Quote all of the entries word for word.

[Dataset items]
++++++++++

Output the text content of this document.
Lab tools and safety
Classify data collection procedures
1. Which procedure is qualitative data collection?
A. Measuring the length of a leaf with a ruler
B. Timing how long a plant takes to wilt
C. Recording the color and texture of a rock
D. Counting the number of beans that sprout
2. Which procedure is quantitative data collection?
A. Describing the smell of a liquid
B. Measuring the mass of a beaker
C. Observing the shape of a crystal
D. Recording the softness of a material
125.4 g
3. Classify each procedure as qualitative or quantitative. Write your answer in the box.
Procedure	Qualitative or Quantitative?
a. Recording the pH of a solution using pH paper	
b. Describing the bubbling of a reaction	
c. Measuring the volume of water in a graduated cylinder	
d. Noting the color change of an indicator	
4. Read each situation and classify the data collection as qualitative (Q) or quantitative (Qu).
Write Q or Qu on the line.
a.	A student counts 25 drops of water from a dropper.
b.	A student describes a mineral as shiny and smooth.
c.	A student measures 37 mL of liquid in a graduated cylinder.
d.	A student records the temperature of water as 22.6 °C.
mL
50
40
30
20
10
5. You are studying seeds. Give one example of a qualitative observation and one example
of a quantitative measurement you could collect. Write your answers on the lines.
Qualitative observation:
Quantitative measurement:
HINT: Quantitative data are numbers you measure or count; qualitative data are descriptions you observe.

++++++++++

### RESPONSE
Output the text content of this document.
Lab tools and safety
Classify data collection procedures
1. Which procedure is qualitative data collection?
A. Measuring the length of a leaf with a ruler
B. Timing how long a plant takes to wilt
C. Recording the color and texture of a rock
D. Counting the number of beans that sprout
2. Which procedure is quantitative data collection?
A. Describing the smell of a liquid
B. Measuring the mass of a beaker
C. Observing the shape of a crystal
D. Recording the softness of a material
125.4 g
3. Classify each procedure as qualitative or quantitative. Write your answer in the box.
Procedure	Qualitative or Quantitative?
a. Recording the pH of a solution using pH paper	
b. Describing the bubbling of a reaction	
c. Measuring the volume of water in a graduated cylinder	
d. Noting the color change of an indicator	
4. Read each situation and classify the data collection as qualitative (Q) or quantitative (Qu).
Write Q or Qu on the line.
a.	A student counts 25 drops of water from a dropper.
b.	A student describes a mineral as shiny and smooth.
c.	A student measures 37 mL of liquid in a graduated cylinder.
d.	A student records the temperature of water as 22.6 °C.
mL
50
40
30
20
10
5. You are studying seeds. Give one example of a qualitative observation and one example
of a quantitative measurement you could collect. Write your answers on the lines.
Qualitative observation:
Quantitative measurement:
HINT: Quantitative data are numbers you measure or count; qualitative data are descriptions you observe.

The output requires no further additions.